▶ Your task: Faithfully return all lines, omitting every embedded picture.
--- start of Data lines ---
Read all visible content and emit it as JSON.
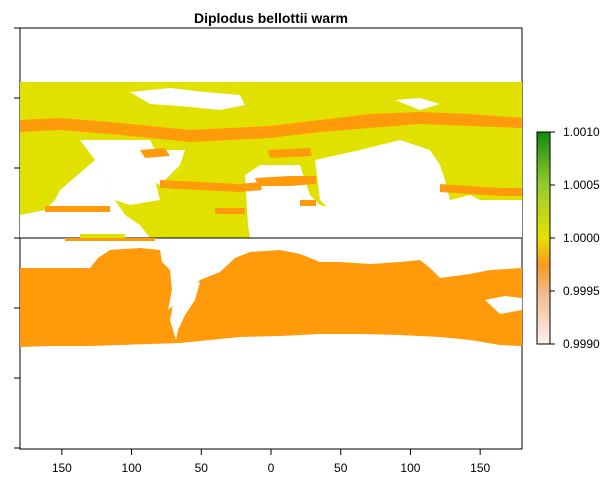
{
  "title": "Diplodus bellottii warm",
  "map": {
    "x_tick_labels": [
      "150",
      "100",
      "50",
      "0",
      "50",
      "100",
      "150"
    ],
    "x_tick_values": [
      -150,
      -100,
      -50,
      0,
      50,
      100,
      150
    ],
    "xlim": [
      -180,
      180
    ],
    "colors": {
      "water": "#ffffff",
      "north_land": "#e1e100",
      "south_land": "#ff9a0a",
      "coast_band": "#ff9a0a",
      "frame": "#000000"
    }
  },
  "legend": {
    "ticks": [
      "1.0010",
      "1.0005",
      "1.0000",
      "0.9995",
      "0.9990"
    ],
    "tick_values": [
      1.001,
      1.0005,
      1.0,
      0.9995,
      0.999
    ],
    "range": [
      0.999,
      1.001
    ],
    "gradient_stops": [
      {
        "value": 0.999,
        "color": "#fdf0f0"
      },
      {
        "value": 0.9995,
        "color": "#f0b888"
      },
      {
        "value": 0.99975,
        "color": "#f59a20"
      },
      {
        "value": 1.0,
        "color": "#e6e100"
      },
      {
        "value": 1.0005,
        "color": "#96cc2c"
      },
      {
        "value": 1.001,
        "color": "#0f8a0f"
      }
    ]
  }
}
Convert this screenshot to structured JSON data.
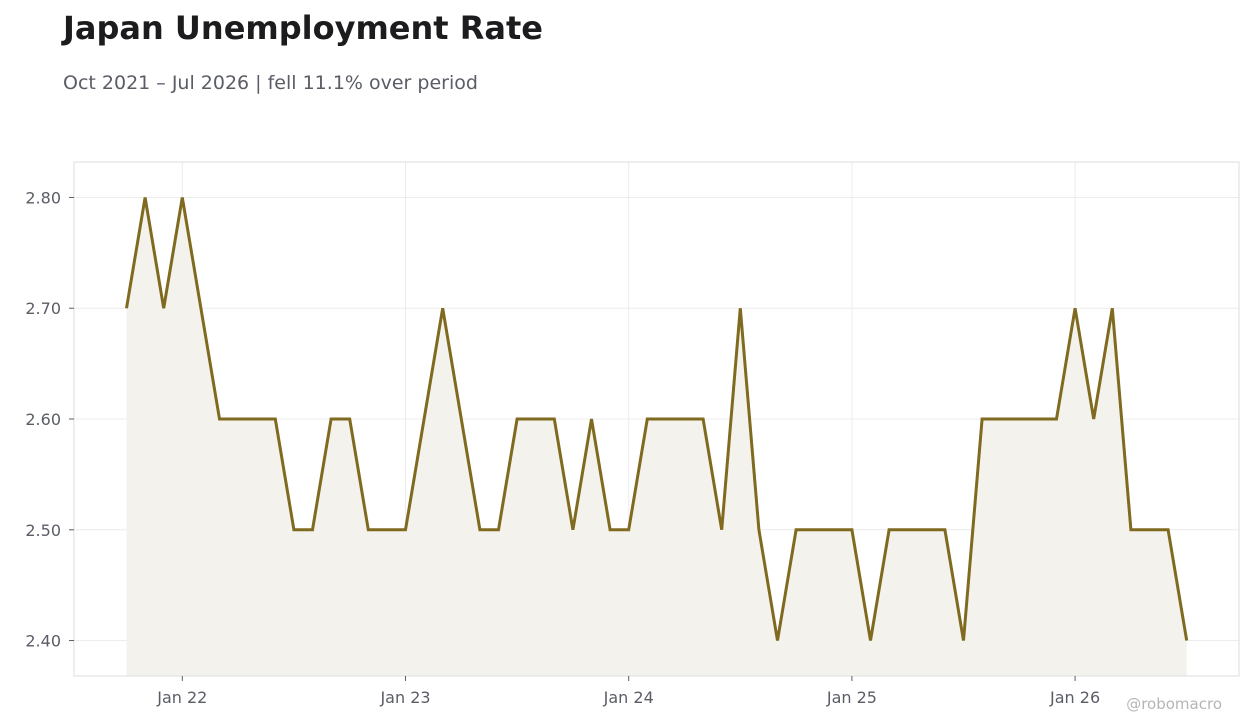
{
  "chart_data": {
    "type": "area",
    "title": "Japan Unemployment Rate",
    "subtitle": "Oct 2021 – Jul 2026 | fell 11.1% over period",
    "xlabel": "",
    "ylabel": "",
    "x_start": "2021-10",
    "x": [
      "2021-10",
      "2021-11",
      "2021-12",
      "2022-01",
      "2022-02",
      "2022-03",
      "2022-04",
      "2022-05",
      "2022-06",
      "2022-07",
      "2022-08",
      "2022-09",
      "2022-10",
      "2022-11",
      "2022-12",
      "2023-01",
      "2023-02",
      "2023-03",
      "2023-04",
      "2023-05",
      "2023-06",
      "2023-07",
      "2023-08",
      "2023-09",
      "2023-10",
      "2023-11",
      "2023-12",
      "2024-01",
      "2024-02",
      "2024-03",
      "2024-04",
      "2024-05",
      "2024-06",
      "2024-07",
      "2024-08",
      "2024-09",
      "2024-10",
      "2024-11",
      "2024-12",
      "2025-01",
      "2025-02",
      "2025-03",
      "2025-04",
      "2025-05",
      "2025-06",
      "2025-07",
      "2025-08",
      "2025-09",
      "2025-10",
      "2025-11",
      "2025-12",
      "2026-01",
      "2026-02",
      "2026-03",
      "2026-04",
      "2026-05",
      "2026-06",
      "2026-07"
    ],
    "series": [
      {
        "values": [
          2.7,
          2.8,
          2.7,
          2.8,
          2.7,
          2.6,
          2.6,
          2.6,
          2.6,
          2.5,
          2.5,
          2.6,
          2.6,
          2.5,
          2.5,
          2.5,
          2.6,
          2.7,
          2.6,
          2.5,
          2.5,
          2.6,
          2.6,
          2.6,
          2.5,
          2.6,
          2.5,
          2.5,
          2.6,
          2.6,
          2.6,
          2.6,
          2.5,
          2.7,
          2.5,
          2.4,
          2.5,
          2.5,
          2.5,
          2.5,
          2.4,
          2.5,
          2.5,
          2.5,
          2.5,
          2.4,
          2.6,
          2.6,
          2.6,
          2.6,
          2.6,
          2.7,
          2.6,
          2.7,
          2.5,
          2.5,
          2.5,
          2.4
        ]
      }
    ],
    "x_ticks": [
      "Jan 22",
      "Jan 23",
      "Jan 24",
      "Jan 25",
      "Jan 26"
    ],
    "y_ticks": [
      "2.80",
      "2.70",
      "2.60",
      "2.50",
      "2.40"
    ],
    "ylim": [
      2.368,
      2.832
    ],
    "grid": true,
    "legend": "none",
    "colors": {
      "line": "#7f6a1f",
      "fill": "#f3f2ec",
      "grid": "#ececec",
      "frame": "#dddddd",
      "tick_text": "#5a5d66"
    }
  },
  "watermark": "@robomacro"
}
--- end of Data lines ---
▶ The response:
Read all visible content and emit it as JSON.
{
  "title": "Diplodus bellottii warm",
  "map": {
    "x_tick_labels": [
      "150",
      "100",
      "50",
      "0",
      "50",
      "100",
      "150"
    ],
    "x_tick_values": [
      -150,
      -100,
      -50,
      0,
      50,
      100,
      150
    ],
    "xlim": [
      -180,
      180
    ],
    "colors": {
      "water": "#ffffff",
      "north_land": "#e1e100",
      "south_land": "#ff9a0a",
      "coast_band": "#ff9a0a",
      "frame": "#000000"
    }
  },
  "legend": {
    "ticks": [
      "1.0010",
      "1.0005",
      "1.0000",
      "0.9995",
      "0.9990"
    ],
    "tick_values": [
      1.001,
      1.0005,
      1.0,
      0.9995,
      0.999
    ],
    "range": [
      0.999,
      1.001
    ],
    "gradient_stops": [
      {
        "value": 0.999,
        "color": "#fdf0f0"
      },
      {
        "value": 0.9995,
        "color": "#f0b888"
      },
      {
        "value": 0.99975,
        "color": "#f59a20"
      },
      {
        "value": 1.0,
        "color": "#e6e100"
      },
      {
        "value": 1.0005,
        "color": "#96cc2c"
      },
      {
        "value": 1.001,
        "color": "#0f8a0f"
      }
    ]
  }
}
Convert this screenshot to structured JSON data.
{
  "chart_data": {
    "type": "area",
    "title": "Japan Unemployment Rate",
    "subtitle": "Oct 2021 – Jul 2026 | fell 11.1% over period",
    "xlabel": "",
    "ylabel": "",
    "x_start": "2021-10",
    "x": [
      "2021-10",
      "2021-11",
      "2021-12",
      "2022-01",
      "2022-02",
      "2022-03",
      "2022-04",
      "2022-05",
      "2022-06",
      "2022-07",
      "2022-08",
      "2022-09",
      "2022-10",
      "2022-11",
      "2022-12",
      "2023-01",
      "2023-02",
      "2023-03",
      "2023-04",
      "2023-05",
      "2023-06",
      "2023-07",
      "2023-08",
      "2023-09",
      "2023-10",
      "2023-11",
      "2023-12",
      "2024-01",
      "2024-02",
      "2024-03",
      "2024-04",
      "2024-05",
      "2024-06",
      "2024-07",
      "2024-08",
      "2024-09",
      "2024-10",
      "2024-11",
      "2024-12",
      "2025-01",
      "2025-02",
      "2025-03",
      "2025-04",
      "2025-05",
      "2025-06",
      "2025-07",
      "2025-08",
      "2025-09",
      "2025-10",
      "2025-11",
      "2025-12",
      "2026-01",
      "2026-02",
      "2026-03",
      "2026-04",
      "2026-05",
      "2026-06",
      "2026-07"
    ],
    "series": [
      {
        "values": [
          2.7,
          2.8,
          2.7,
          2.8,
          2.7,
          2.6,
          2.6,
          2.6,
          2.6,
          2.5,
          2.5,
          2.6,
          2.6,
          2.5,
          2.5,
          2.5,
          2.6,
          2.7,
          2.6,
          2.5,
          2.5,
          2.6,
          2.6,
          2.6,
          2.5,
          2.6,
          2.5,
          2.5,
          2.6,
          2.6,
          2.6,
          2.6,
          2.5,
          2.7,
          2.5,
          2.4,
          2.5,
          2.5,
          2.5,
          2.5,
          2.4,
          2.5,
          2.5,
          2.5,
          2.5,
          2.4,
          2.6,
          2.6,
          2.6,
          2.6,
          2.6,
          2.7,
          2.6,
          2.7,
          2.5,
          2.5,
          2.5,
          2.4
        ]
      }
    ],
    "x_ticks": [
      "Jan 22",
      "Jan 23",
      "Jan 24",
      "Jan 25",
      "Jan 26"
    ],
    "y_ticks": [
      "2.80",
      "2.70",
      "2.60",
      "2.50",
      "2.40"
    ],
    "ylim": [
      2.368,
      2.832
    ],
    "grid": true,
    "legend": "none",
    "colors": {
      "line": "#7f6a1f",
      "fill": "#f3f2ec",
      "grid": "#ececec",
      "frame": "#dddddd",
      "tick_text": "#5a5d66"
    }
  },
  "watermark": "@robomacro"
}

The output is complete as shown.